Goal ▸ Without any pictures, reproduce exactly the lines running from the line containing "Extract all readable text from this page." through the end of the entries.

Stored rows ▸
——————————

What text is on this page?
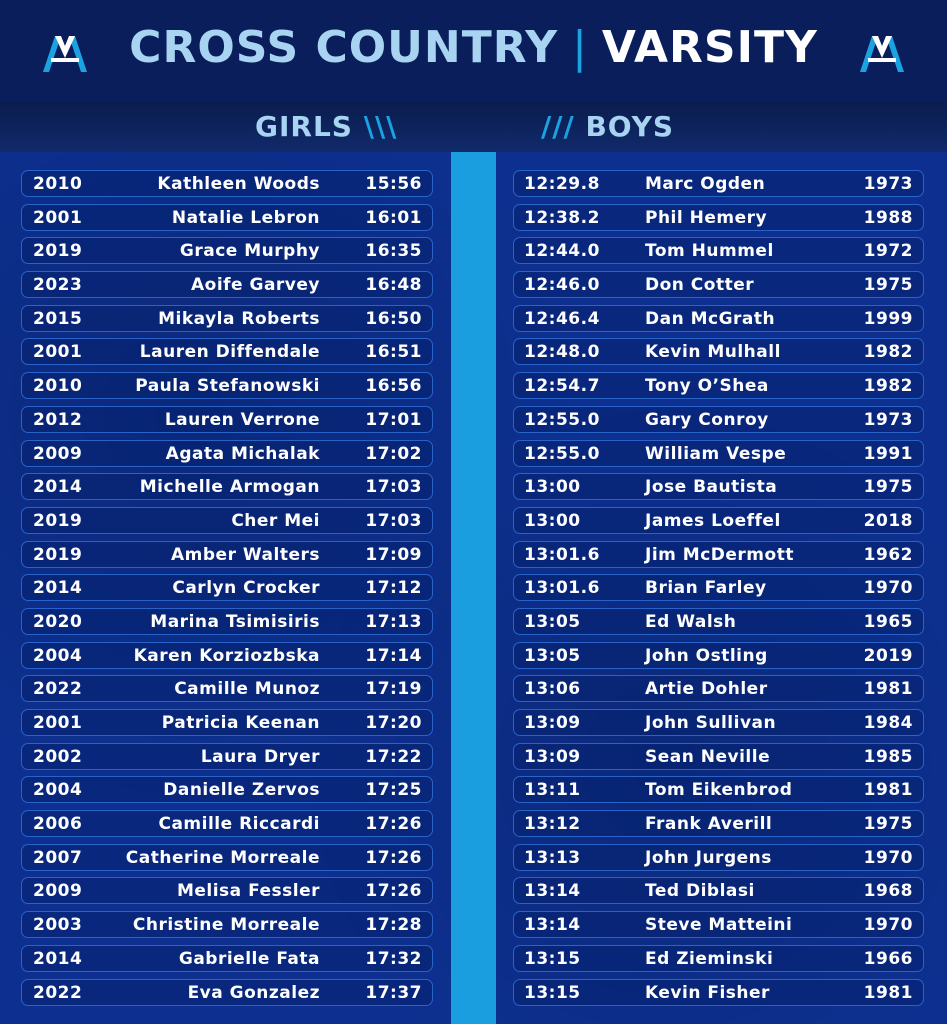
CROSS COUNTRY | VARSITY
GIRLS \\\	/// BOYS
2010	Kathleen Woods	15:56
2001	Natalie Lebron	16:01
2019	Grace Murphy	16:35
2023	Aoife Garvey	16:48
2015	Mikayla Roberts	16:50
2001	Lauren Diffendale	16:51
2010	Paula Stefanowski	16:56
2012	Lauren Verrone	17:01
2009	Agata Michalak	17:02
2014	Michelle Armogan	17:03
2019	Cher Mei	17:03
2019	Amber Walters	17:09
2014	Carlyn Crocker	17:12
2020	Marina Tsimisiris	17:13
2004	Karen Korziozbska	17:14
2022	Camille Munoz	17:19
2001	Patricia Keenan	17:20
2002	Laura Dryer	17:22
2004	Danielle Zervos	17:25
2006	Camille Riccardi	17:26
2007	Catherine Morreale	17:26
2009	Melisa Fessler	17:26
2003	Christine Morreale	17:28
2014	Gabrielle Fata	17:32
2022	Eva Gonzalez	17:37
12:29.8	Marc Ogden	1973
12:38.2	Phil Hemery	1988
12:44.0	Tom Hummel	1972
12:46.0	Don Cotter	1975
12:46.4	Dan McGrath	1999
12:48.0	Kevin Mulhall	1982
12:54.7	Tony O’Shea	1982
12:55.0	Gary Conroy	1973
12:55.0	William Vespe	1991
13:00	Jose Bautista	1975
13:00	James Loeffel	2018
13:01.6	Jim McDermott	1962
13:01.6	Brian Farley	1970
13:05	Ed Walsh	1965
13:05	John Ostling	2019
13:06	Artie Dohler	1981
13:09	John Sullivan	1984
13:09	Sean Neville	1985
13:11	Tom Eikenbrod	1981
13:12	Frank Averill	1975
13:13	John Jurgens	1970
13:14	Ted Diblasi	1968
13:14	Steve Matteini	1970
13:15	Ed Zieminski	1966
13:15	Kevin Fisher	1981
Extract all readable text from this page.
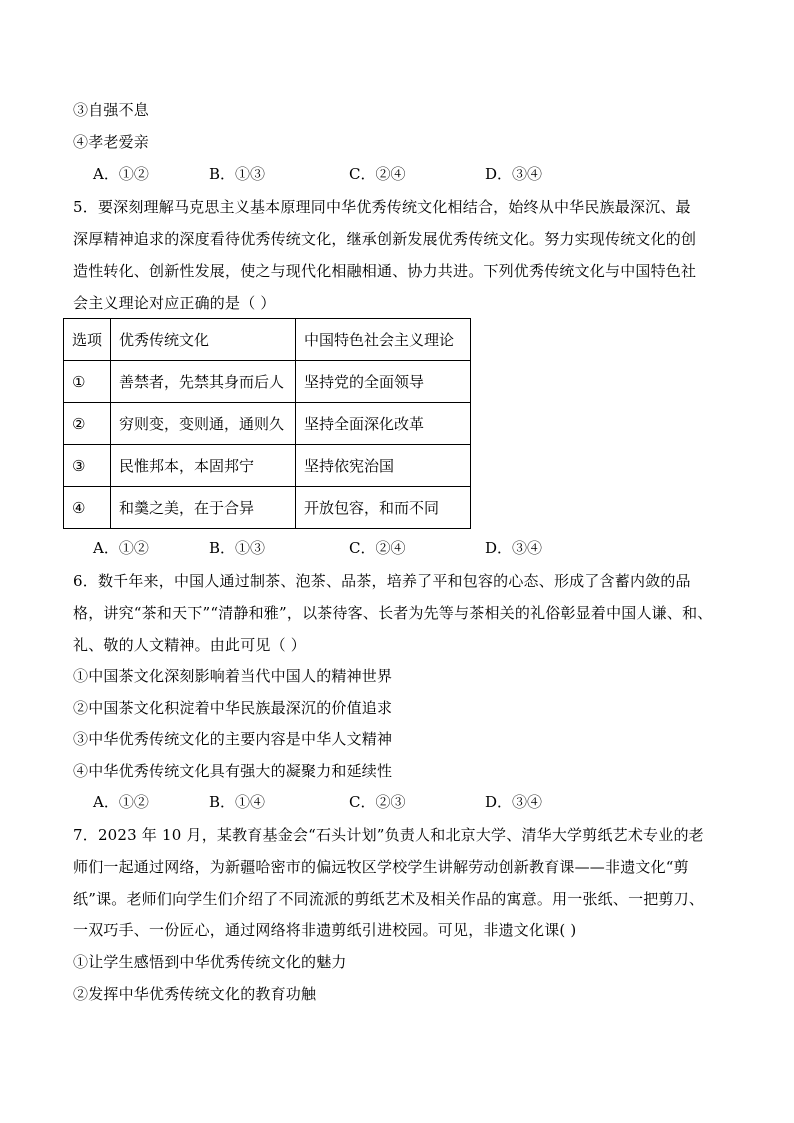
③自强不息
④孝老爱亲
A．①②	B．①③	C．②④	D．③④
5．要深刻理解马克思主义基本原理同中华优秀传统文化相结合，始终从中华民族最深沉、最
深厚精神追求的深度看待优秀传统文化，继承创新发展优秀传统文化。努力实现传统文化的创
造性转化、创新性发展，使之与现代化相融相通、协力共进。下列优秀传统文化与中国特色社
会主义理论对应正确的是（ ）
选项	优秀传统文化	中国特色社会主义理论
①	善禁者，先禁其身而后人	坚持党的全面领导
②	穷则变，变则通，通则久	坚持全面深化改革
③	民惟邦本，本固邦宁	坚持依宪治国
④	和羹之美，在于合异	开放包容，和而不同
A．①②	B．①③	C．②④	D．③④
6．数千年来，中国人通过制茶、泡茶、品茶，培养了平和包容的心态、形成了含蓄内敛的品
格，讲究“茶和天下”“清静和雅”，以茶待客、长者为先等与茶相关的礼俗彰显着中国人谦、和、
礼、敬的人文精神。由此可见（ ）
①中国茶文化深刻影响着当代中国人的精神世界
②中国茶文化积淀着中华民族最深沉的价值追求
③中华优秀传统文化的主要内容是中华人文精神
④中华优秀传统文化具有强大的凝聚力和延续性
A．①②	B．①④	C．②③	D．③④
7．2023 年 10 月，某教育基金会“石头计划”负责人和北京大学、清华大学剪纸艺术专业的老
师们一起通过网络，为新疆哈密市的偏远牧区学校学生讲解劳动创新教育课——非遗文化“剪
纸”课。老师们向学生们介绍了不同流派的剪纸艺术及相关作品的寓意。用一张纸、一把剪刀、
一双巧手、一份匠心，通过网络将非遗剪纸引进校园。可见，非遗文化课( )
①让学生感悟到中华优秀传统文化的魅力
②发挥中华优秀传统文化的教育功触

——————————

Full response ▸
Extract all readable text from this page.
③自强不息
④孝老爱亲
A．①②	B．①③	C．②④	D．③④
5．要深刻理解马克思主义基本原理同中华优秀传统文化相结合，始终从中华民族最深沉、最
深厚精神追求的深度看待优秀传统文化，继承创新发展优秀传统文化。努力实现传统文化的创
造性转化、创新性发展，使之与现代化相融相通、协力共进。下列优秀传统文化与中国特色社
会主义理论对应正确的是（ ）
选项	优秀传统文化	中国特色社会主义理论
①	善禁者，先禁其身而后人	坚持党的全面领导
②	穷则变，变则通，通则久	坚持全面深化改革
③	民惟邦本，本固邦宁	坚持依宪治国
④	和羹之美，在于合异	开放包容，和而不同
A．①②	B．①③	C．②④	D．③④
6．数千年来，中国人通过制茶、泡茶、品茶，培养了平和包容的心态、形成了含蓄内敛的品
格，讲究“茶和天下”“清静和雅”，以茶待客、长者为先等与茶相关的礼俗彰显着中国人谦、和、
礼、敬的人文精神。由此可见（ ）
①中国茶文化深刻影响着当代中国人的精神世界
②中国茶文化积淀着中华民族最深沉的价值追求
③中华优秀传统文化的主要内容是中华人文精神
④中华优秀传统文化具有强大的凝聚力和延续性
A．①②	B．①④	C．②③	D．③④
7．2023 年 10 月，某教育基金会“石头计划”负责人和北京大学、清华大学剪纸艺术专业的老
师们一起通过网络，为新疆哈密市的偏远牧区学校学生讲解劳动创新教育课——非遗文化“剪
纸”课。老师们向学生们介绍了不同流派的剪纸艺术及相关作品的寓意。用一张纸、一把剪刀、
一双巧手、一份匠心，通过网络将非遗剪纸引进校园。可见，非遗文化课( )
①让学生感悟到中华优秀传统文化的魅力
②发挥中华优秀传统文化的教育功触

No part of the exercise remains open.